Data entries
Start

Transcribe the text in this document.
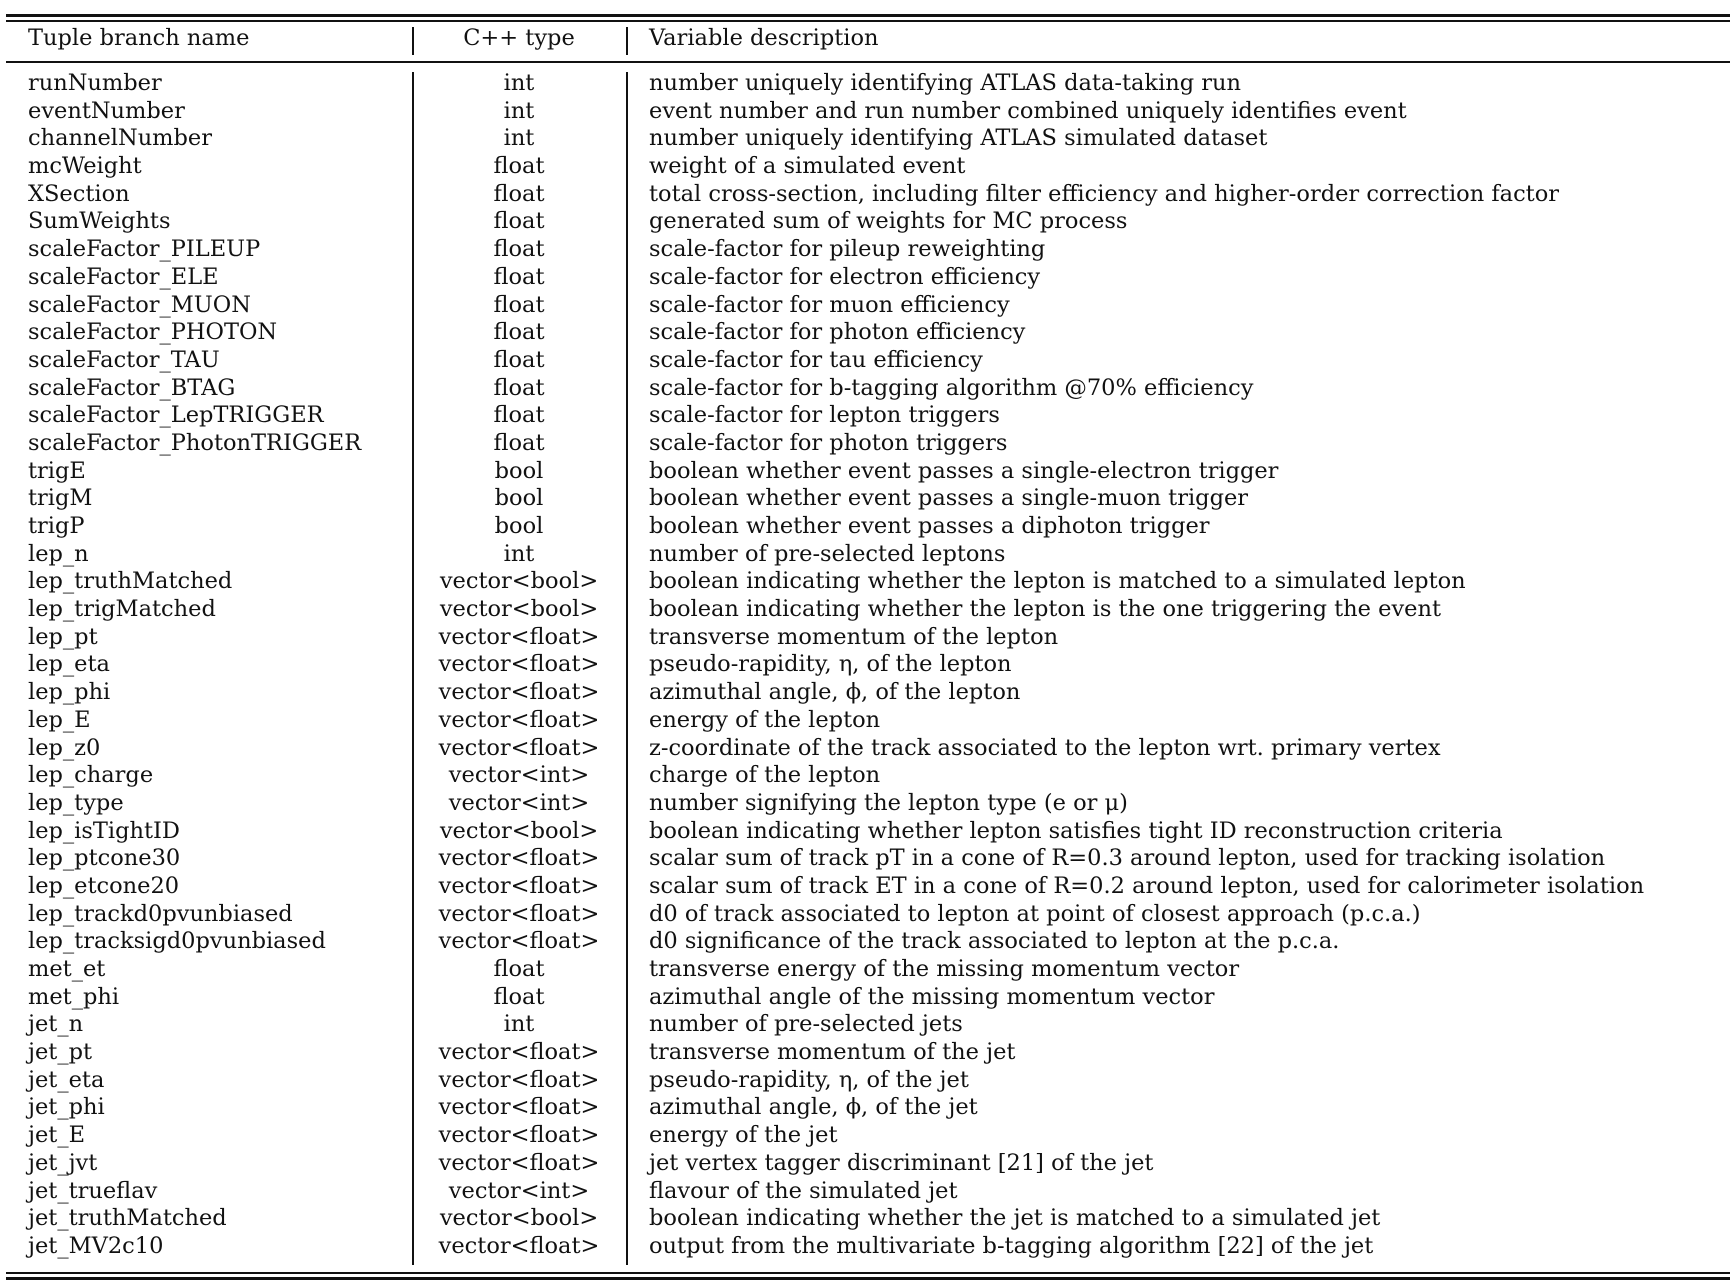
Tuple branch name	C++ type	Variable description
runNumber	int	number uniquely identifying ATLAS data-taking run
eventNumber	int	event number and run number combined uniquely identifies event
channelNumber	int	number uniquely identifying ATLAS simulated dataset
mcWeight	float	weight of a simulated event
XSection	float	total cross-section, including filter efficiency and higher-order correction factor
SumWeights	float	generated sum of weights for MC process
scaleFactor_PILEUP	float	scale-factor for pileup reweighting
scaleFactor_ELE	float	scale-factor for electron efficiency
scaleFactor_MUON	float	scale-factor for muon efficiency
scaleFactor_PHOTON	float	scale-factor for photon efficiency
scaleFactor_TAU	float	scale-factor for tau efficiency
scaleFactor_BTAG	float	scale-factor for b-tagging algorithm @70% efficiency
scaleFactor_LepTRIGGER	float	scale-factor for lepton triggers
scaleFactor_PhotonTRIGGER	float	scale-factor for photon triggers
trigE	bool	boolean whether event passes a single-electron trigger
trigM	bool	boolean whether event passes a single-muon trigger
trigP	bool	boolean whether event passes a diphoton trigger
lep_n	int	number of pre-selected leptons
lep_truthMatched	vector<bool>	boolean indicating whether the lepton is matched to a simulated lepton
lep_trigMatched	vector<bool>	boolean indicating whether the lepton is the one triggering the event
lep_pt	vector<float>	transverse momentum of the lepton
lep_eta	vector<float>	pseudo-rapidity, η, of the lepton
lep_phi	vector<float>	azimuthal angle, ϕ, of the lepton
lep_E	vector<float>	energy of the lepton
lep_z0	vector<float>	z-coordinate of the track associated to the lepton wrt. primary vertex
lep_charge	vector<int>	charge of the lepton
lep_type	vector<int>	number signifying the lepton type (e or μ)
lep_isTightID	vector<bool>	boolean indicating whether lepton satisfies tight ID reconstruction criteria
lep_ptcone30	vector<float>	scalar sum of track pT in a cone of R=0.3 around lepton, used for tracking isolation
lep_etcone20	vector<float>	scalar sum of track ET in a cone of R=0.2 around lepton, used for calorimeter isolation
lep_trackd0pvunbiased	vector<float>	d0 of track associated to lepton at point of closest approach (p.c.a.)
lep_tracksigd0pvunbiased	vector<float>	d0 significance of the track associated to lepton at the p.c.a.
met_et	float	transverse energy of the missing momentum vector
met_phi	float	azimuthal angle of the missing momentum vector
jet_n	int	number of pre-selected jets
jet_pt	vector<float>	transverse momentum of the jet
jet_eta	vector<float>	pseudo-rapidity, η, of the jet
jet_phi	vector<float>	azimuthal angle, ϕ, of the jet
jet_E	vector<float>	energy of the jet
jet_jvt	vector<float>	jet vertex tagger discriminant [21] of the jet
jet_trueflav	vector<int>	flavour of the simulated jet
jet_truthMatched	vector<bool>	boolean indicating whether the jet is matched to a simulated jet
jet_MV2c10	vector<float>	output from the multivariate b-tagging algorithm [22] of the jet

End
Start

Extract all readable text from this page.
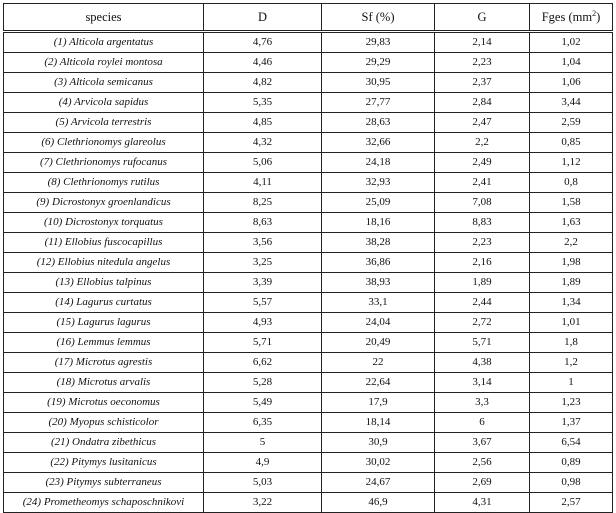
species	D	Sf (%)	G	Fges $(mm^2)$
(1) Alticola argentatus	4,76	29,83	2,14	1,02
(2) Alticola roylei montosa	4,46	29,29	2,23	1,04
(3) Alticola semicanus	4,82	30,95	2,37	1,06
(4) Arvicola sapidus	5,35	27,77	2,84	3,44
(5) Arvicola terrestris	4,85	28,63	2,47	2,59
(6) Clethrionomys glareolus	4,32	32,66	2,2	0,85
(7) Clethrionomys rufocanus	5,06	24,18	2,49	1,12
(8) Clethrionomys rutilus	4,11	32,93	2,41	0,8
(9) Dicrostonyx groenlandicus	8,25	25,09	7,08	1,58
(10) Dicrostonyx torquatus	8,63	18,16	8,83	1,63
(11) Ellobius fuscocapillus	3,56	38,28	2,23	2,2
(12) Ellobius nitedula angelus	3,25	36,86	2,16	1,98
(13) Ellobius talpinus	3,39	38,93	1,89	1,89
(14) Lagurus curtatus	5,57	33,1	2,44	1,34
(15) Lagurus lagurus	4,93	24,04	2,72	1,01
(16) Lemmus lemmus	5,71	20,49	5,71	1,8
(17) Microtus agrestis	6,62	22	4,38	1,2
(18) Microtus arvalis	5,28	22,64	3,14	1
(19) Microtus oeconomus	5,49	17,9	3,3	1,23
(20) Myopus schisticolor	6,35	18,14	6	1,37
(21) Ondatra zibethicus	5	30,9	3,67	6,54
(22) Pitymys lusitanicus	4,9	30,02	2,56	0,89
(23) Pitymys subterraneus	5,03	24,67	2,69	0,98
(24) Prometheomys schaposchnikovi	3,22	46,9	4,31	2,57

End

Show all lines from the listing above in which "triggers" appears.

scaleFactor_LepTRIGGER	float	scale-factor for lepton triggers
scaleFactor_PhotonTRIGGER	float	scale-factor for photon triggers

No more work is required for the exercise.